● THE TASK
Reproduce the following material exactly, including every line.

[Stored data]
* * * * * * *

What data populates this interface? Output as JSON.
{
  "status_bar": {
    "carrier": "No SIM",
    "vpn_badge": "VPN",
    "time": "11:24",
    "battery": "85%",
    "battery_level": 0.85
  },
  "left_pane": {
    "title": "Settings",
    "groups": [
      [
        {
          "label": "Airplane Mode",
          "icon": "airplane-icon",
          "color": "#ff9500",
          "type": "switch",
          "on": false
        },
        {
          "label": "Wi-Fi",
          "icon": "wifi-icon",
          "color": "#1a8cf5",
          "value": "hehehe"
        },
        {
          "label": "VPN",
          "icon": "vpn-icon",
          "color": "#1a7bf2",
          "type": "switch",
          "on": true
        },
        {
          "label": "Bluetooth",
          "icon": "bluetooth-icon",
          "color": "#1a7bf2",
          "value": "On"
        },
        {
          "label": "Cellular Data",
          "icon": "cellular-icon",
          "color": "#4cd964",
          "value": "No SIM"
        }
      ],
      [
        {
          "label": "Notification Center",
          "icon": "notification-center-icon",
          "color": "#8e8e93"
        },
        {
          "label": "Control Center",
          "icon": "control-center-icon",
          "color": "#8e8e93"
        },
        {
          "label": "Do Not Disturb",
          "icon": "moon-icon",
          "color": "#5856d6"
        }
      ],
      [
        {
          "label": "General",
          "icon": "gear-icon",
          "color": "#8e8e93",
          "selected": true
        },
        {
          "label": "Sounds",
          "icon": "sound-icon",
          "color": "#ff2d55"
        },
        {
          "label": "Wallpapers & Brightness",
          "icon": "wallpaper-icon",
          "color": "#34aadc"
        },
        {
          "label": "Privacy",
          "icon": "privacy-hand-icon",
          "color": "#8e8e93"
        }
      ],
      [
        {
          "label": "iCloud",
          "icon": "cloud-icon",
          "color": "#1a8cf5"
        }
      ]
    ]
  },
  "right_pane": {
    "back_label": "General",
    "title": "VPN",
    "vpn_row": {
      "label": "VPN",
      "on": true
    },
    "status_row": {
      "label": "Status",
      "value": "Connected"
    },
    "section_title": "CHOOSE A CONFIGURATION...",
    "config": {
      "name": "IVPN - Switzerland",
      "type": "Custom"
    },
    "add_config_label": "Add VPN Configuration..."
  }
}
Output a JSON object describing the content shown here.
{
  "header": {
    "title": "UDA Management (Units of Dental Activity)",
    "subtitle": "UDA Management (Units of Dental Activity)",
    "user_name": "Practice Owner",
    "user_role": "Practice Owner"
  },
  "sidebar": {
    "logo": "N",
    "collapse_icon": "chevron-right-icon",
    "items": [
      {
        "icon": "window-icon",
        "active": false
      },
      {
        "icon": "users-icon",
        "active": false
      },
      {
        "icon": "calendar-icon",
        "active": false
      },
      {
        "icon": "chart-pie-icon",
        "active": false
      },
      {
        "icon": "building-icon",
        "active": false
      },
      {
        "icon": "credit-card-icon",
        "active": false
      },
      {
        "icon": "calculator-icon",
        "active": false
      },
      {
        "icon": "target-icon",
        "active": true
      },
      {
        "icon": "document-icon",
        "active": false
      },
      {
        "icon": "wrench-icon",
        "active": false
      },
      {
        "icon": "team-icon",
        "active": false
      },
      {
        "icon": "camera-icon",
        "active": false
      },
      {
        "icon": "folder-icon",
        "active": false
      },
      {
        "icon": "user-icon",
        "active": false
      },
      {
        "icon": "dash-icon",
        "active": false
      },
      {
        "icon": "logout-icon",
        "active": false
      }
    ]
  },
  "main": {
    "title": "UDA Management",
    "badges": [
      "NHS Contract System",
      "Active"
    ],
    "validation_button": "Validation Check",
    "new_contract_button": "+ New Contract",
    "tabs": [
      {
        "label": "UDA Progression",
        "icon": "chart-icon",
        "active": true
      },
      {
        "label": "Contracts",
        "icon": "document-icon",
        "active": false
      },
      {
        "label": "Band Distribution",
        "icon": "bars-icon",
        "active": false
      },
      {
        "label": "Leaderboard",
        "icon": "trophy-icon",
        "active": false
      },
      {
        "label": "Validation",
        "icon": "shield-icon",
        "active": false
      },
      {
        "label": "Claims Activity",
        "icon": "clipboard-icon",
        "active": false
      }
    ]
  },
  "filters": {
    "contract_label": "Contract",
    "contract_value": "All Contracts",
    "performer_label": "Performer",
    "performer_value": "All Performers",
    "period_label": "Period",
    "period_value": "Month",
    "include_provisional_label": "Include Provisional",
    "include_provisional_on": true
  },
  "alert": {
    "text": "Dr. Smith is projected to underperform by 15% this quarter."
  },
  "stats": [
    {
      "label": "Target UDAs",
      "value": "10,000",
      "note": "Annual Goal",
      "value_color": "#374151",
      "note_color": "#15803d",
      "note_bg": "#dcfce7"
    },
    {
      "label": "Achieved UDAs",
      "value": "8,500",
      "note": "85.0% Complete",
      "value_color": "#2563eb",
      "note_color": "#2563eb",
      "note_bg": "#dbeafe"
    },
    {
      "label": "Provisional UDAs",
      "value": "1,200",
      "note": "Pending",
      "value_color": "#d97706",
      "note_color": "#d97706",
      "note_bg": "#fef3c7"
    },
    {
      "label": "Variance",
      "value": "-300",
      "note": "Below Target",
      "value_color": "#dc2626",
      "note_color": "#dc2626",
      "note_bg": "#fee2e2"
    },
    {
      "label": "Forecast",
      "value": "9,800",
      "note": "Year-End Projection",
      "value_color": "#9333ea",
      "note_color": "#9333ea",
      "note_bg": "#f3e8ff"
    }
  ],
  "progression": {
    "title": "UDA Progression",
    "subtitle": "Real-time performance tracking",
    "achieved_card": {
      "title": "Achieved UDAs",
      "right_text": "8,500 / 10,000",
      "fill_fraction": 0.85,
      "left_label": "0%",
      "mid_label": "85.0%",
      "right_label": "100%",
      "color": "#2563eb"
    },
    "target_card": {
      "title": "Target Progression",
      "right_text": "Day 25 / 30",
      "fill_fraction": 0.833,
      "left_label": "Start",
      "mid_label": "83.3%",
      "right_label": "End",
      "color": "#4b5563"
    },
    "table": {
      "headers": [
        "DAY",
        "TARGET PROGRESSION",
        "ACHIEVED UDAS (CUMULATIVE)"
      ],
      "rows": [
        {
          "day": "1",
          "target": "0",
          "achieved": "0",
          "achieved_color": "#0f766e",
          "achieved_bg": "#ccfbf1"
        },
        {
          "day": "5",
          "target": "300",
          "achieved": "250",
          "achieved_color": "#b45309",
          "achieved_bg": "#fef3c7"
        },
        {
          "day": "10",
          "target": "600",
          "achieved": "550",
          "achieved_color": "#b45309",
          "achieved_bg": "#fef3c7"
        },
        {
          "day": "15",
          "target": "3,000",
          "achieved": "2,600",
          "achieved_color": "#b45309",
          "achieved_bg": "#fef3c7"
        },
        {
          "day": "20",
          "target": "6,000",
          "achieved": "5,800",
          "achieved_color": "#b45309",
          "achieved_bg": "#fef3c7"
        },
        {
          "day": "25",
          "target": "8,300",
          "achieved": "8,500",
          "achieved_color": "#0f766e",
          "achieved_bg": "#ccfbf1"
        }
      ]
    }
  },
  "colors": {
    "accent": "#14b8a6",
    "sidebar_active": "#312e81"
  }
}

* * * * * * *

● ANSWER TO THIS PROBLEM
What data populates this interface? Output as JSON.
{
  "status_bar": {
    "carrier": "No SIM",
    "vpn_badge": "VPN",
    "time": "11:24",
    "battery": "85%",
    "battery_level": 0.85
  },
  "left_pane": {
    "title": "Settings",
    "groups": [
      [
        {
          "label": "Airplane Mode",
          "icon": "airplane-icon",
          "color": "#ff9500",
          "type": "switch",
          "on": false
        },
        {
          "label": "Wi-Fi",
          "icon": "wifi-icon",
          "color": "#1a8cf5",
          "value": "hehehe"
        },
        {
          "label": "VPN",
          "icon": "vpn-icon",
          "color": "#1a7bf2",
          "type": "switch",
          "on": true
        },
        {
          "label": "Bluetooth",
          "icon": "bluetooth-icon",
          "color": "#1a7bf2",
          "value": "On"
        },
        {
          "label": "Cellular Data",
          "icon": "cellular-icon",
          "color": "#4cd964",
          "value": "No SIM"
        }
      ],
      [
        {
          "label": "Notification Center",
          "icon": "notification-center-icon",
          "color": "#8e8e93"
        },
        {
          "label": "Control Center",
          "icon": "control-center-icon",
          "color": "#8e8e93"
        },
        {
          "label": "Do Not Disturb",
          "icon": "moon-icon",
          "color": "#5856d6"
        }
      ],
      [
        {
          "label": "General",
          "icon": "gear-icon",
          "color": "#8e8e93",
          "selected": true
        },
        {
          "label": "Sounds",
          "icon": "sound-icon",
          "color": "#ff2d55"
        },
        {
          "label": "Wallpapers & Brightness",
          "icon": "wallpaper-icon",
          "color": "#34aadc"
        },
        {
          "label": "Privacy",
          "icon": "privacy-hand-icon",
          "color": "#8e8e93"
        }
      ],
      [
        {
          "label": "iCloud",
          "icon": "cloud-icon",
          "color": "#1a8cf5"
        }
      ]
    ]
  },
  "right_pane": {
    "back_label": "General",
    "title": "VPN",
    "vpn_row": {
      "label": "VPN",
      "on": true
    },
    "status_row": {
      "label": "Status",
      "value": "Connected"
    },
    "section_title": "CHOOSE A CONFIGURATION...",
    "config": {
      "name": "IVPN - Switzerland",
      "type": "Custom"
    },
    "add_config_label": "Add VPN Configuration..."
  }
}
Output a JSON object describing the content shown here.
{
  "header": {
    "title": "UDA Management (Units of Dental Activity)",
    "subtitle": "UDA Management (Units of Dental Activity)",
    "user_name": "Practice Owner",
    "user_role": "Practice Owner"
  },
  "sidebar": {
    "logo": "N",
    "collapse_icon": "chevron-right-icon",
    "items": [
      {
        "icon": "window-icon",
        "active": false
      },
      {
        "icon": "users-icon",
        "active": false
      },
      {
        "icon": "calendar-icon",
        "active": false
      },
      {
        "icon": "chart-pie-icon",
        "active": false
      },
      {
        "icon": "building-icon",
        "active": false
      },
      {
        "icon": "credit-card-icon",
        "active": false
      },
      {
        "icon": "calculator-icon",
        "active": false
      },
      {
        "icon": "target-icon",
        "active": true
      },
      {
        "icon": "document-icon",
        "active": false
      },
      {
        "icon": "wrench-icon",
        "active": false
      },
      {
        "icon": "team-icon",
        "active": false
      },
      {
        "icon": "camera-icon",
        "active": false
      },
      {
        "icon": "folder-icon",
        "active": false
      },
      {
        "icon": "user-icon",
        "active": false
      },
      {
        "icon": "dash-icon",
        "active": false
      },
      {
        "icon": "logout-icon",
        "active": false
      }
    ]
  },
  "main": {
    "title": "UDA Management",
    "badges": [
      "NHS Contract System",
      "Active"
    ],
    "validation_button": "Validation Check",
    "new_contract_button": "+ New Contract",
    "tabs": [
      {
        "label": "UDA Progression",
        "icon": "chart-icon",
        "active": true
      },
      {
        "label": "Contracts",
        "icon": "document-icon",
        "active": false
      },
      {
        "label": "Band Distribution",
        "icon": "bars-icon",
        "active": false
      },
      {
        "label": "Leaderboard",
        "icon": "trophy-icon",
        "active": false
      },
      {
        "label": "Validation",
        "icon": "shield-icon",
        "active": false
      },
      {
        "label": "Claims Activity",
        "icon": "clipboard-icon",
        "active": false
      }
    ]
  },
  "filters": {
    "contract_label": "Contract",
    "contract_value": "All Contracts",
    "performer_label": "Performer",
    "performer_value": "All Performers",
    "period_label": "Period",
    "period_value": "Month",
    "include_provisional_label": "Include Provisional",
    "include_provisional_on": true
  },
  "alert": {
    "text": "Dr. Smith is projected to underperform by 15% this quarter."
  },
  "stats": [
    {
      "label": "Target UDAs",
      "value": "10,000",
      "note": "Annual Goal",
      "value_color": "#374151",
      "note_color": "#15803d",
      "note_bg": "#dcfce7"
    },
    {
      "label": "Achieved UDAs",
      "value": "8,500",
      "note": "85.0% Complete",
      "value_color": "#2563eb",
      "note_color": "#2563eb",
      "note_bg": "#dbeafe"
    },
    {
      "label": "Provisional UDAs",
      "value": "1,200",
      "note": "Pending",
      "value_color": "#d97706",
      "note_color": "#d97706",
      "note_bg": "#fef3c7"
    },
    {
      "label": "Variance",
      "value": "-300",
      "note": "Below Target",
      "value_color": "#dc2626",
      "note_color": "#dc2626",
      "note_bg": "#fee2e2"
    },
    {
      "label": "Forecast",
      "value": "9,800",
      "note": "Year-End Projection",
      "value_color": "#9333ea",
      "note_color": "#9333ea",
      "note_bg": "#f3e8ff"
    }
  ],
  "progression": {
    "title": "UDA Progression",
    "subtitle": "Real-time performance tracking",
    "achieved_card": {
      "title": "Achieved UDAs",
      "right_text": "8,500 / 10,000",
      "fill_fraction": 0.85,
      "left_label": "0%",
      "mid_label": "85.0%",
      "right_label": "100%",
      "color": "#2563eb"
    },
    "target_card": {
      "title": "Target Progression",
      "right_text": "Day 25 / 30",
      "fill_fraction": 0.833,
      "left_label": "Start",
      "mid_label": "83.3%",
      "right_label": "End",
      "color": "#4b5563"
    },
    "table": {
      "headers": [
        "DAY",
        "TARGET PROGRESSION",
        "ACHIEVED UDAS (CUMULATIVE)"
      ],
      "rows": [
        {
          "day": "1",
          "target": "0",
          "achieved": "0",
          "achieved_color": "#0f766e",
          "achieved_bg": "#ccfbf1"
        },
        {
          "day": "5",
          "target": "300",
          "achieved": "250",
          "achieved_color": "#b45309",
          "achieved_bg": "#fef3c7"
        },
        {
          "day": "10",
          "target": "600",
          "achieved": "550",
          "achieved_color": "#b45309",
          "achieved_bg": "#fef3c7"
        },
        {
          "day": "15",
          "target": "3,000",
          "achieved": "2,600",
          "achieved_color": "#b45309",
          "achieved_bg": "#fef3c7"
        },
        {
          "day": "20",
          "target": "6,000",
          "achieved": "5,800",
          "achieved_color": "#b45309",
          "achieved_bg": "#fef3c7"
        },
        {
          "day": "25",
          "target": "8,300",
          "achieved": "8,500",
          "achieved_color": "#0f766e",
          "achieved_bg": "#ccfbf1"
        }
      ]
    }
  },
  "colors": {
    "accent": "#14b8a6",
    "sidebar_active": "#312e81"
  }
}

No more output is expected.